**** GIVEN DATA ****

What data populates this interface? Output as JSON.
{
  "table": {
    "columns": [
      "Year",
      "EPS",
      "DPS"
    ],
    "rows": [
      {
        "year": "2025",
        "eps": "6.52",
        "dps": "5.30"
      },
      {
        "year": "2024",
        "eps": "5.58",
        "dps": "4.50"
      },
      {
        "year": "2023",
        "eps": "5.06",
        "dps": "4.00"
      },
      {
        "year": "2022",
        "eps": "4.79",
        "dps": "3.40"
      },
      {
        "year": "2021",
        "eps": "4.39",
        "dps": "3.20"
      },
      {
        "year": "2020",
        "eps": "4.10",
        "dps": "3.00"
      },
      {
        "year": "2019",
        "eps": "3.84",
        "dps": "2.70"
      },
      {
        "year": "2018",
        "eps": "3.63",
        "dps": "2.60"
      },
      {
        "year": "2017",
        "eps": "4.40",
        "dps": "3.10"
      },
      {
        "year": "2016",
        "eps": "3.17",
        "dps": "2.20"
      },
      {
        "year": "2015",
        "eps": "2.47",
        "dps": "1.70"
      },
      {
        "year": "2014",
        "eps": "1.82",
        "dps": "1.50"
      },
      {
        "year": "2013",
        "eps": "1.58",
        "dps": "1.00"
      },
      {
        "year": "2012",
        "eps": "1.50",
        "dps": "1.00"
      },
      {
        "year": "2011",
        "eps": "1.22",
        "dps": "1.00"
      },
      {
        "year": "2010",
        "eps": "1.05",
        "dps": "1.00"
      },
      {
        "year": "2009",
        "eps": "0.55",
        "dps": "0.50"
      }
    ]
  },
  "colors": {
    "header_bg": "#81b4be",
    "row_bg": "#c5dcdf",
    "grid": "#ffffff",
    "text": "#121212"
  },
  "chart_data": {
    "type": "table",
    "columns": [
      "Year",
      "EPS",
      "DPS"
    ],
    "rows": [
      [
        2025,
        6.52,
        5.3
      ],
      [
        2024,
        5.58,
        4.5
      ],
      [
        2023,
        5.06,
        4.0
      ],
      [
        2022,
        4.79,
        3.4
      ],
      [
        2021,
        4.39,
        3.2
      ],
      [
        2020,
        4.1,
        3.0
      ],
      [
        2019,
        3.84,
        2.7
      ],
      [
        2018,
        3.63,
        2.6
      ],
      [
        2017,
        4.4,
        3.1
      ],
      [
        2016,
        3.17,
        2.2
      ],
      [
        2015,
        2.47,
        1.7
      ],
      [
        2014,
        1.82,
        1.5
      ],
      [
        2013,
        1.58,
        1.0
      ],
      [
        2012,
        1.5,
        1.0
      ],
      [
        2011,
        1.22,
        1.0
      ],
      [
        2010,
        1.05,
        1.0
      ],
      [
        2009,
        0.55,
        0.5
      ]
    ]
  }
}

****

» EXERCISE DESCRIPTION:
Retype all the records, matching them exactly.

» ANSWER BELOW:
What data populates this interface? Output as JSON.
{
  "table": {
    "columns": [
      "Year",
      "EPS",
      "DPS"
    ],
    "rows": [
      {
        "year": "2025",
        "eps": "6.52",
        "dps": "5.30"
      },
      {
        "year": "2024",
        "eps": "5.58",
        "dps": "4.50"
      },
      {
        "year": "2023",
        "eps": "5.06",
        "dps": "4.00"
      },
      {
        "year": "2022",
        "eps": "4.79",
        "dps": "3.40"
      },
      {
        "year": "2021",
        "eps": "4.39",
        "dps": "3.20"
      },
      {
        "year": "2020",
        "eps": "4.10",
        "dps": "3.00"
      },
      {
        "year": "2019",
        "eps": "3.84",
        "dps": "2.70"
      },
      {
        "year": "2018",
        "eps": "3.63",
        "dps": "2.60"
      },
      {
        "year": "2017",
        "eps": "4.40",
        "dps": "3.10"
      },
      {
        "year": "2016",
        "eps": "3.17",
        "dps": "2.20"
      },
      {
        "year": "2015",
        "eps": "2.47",
        "dps": "1.70"
      },
      {
        "year": "2014",
        "eps": "1.82",
        "dps": "1.50"
      },
      {
        "year": "2013",
        "eps": "1.58",
        "dps": "1.00"
      },
      {
        "year": "2012",
        "eps": "1.50",
        "dps": "1.00"
      },
      {
        "year": "2011",
        "eps": "1.22",
        "dps": "1.00"
      },
      {
        "year": "2010",
        "eps": "1.05",
        "dps": "1.00"
      },
      {
        "year": "2009",
        "eps": "0.55",
        "dps": "0.50"
      }
    ]
  },
  "colors": {
    "header_bg": "#81b4be",
    "row_bg": "#c5dcdf",
    "grid": "#ffffff",
    "text": "#121212"
  },
  "chart_data": {
    "type": "table",
    "columns": [
      "Year",
      "EPS",
      "DPS"
    ],
    "rows": [
      [
        2025,
        6.52,
        5.3
      ],
      [
        2024,
        5.58,
        4.5
      ],
      [
        2023,
        5.06,
        4.0
      ],
      [
        2022,
        4.79,
        3.4
      ],
      [
        2021,
        4.39,
        3.2
      ],
      [
        2020,
        4.1,
        3.0
      ],
      [
        2019,
        3.84,
        2.7
      ],
      [
        2018,
        3.63,
        2.6
      ],
      [
        2017,
        4.4,
        3.1
      ],
      [
        2016,
        3.17,
        2.2
      ],
      [
        2015,
        2.47,
        1.7
      ],
      [
        2014,
        1.82,
        1.5
      ],
      [
        2013,
        1.58,
        1.0
      ],
      [
        2012,
        1.5,
        1.0
      ],
      [
        2011,
        1.22,
        1.0
      ],
      [
        2010,
        1.05,
        1.0
      ],
      [
        2009,
        0.55,
        0.5
      ]
    ]
  }
}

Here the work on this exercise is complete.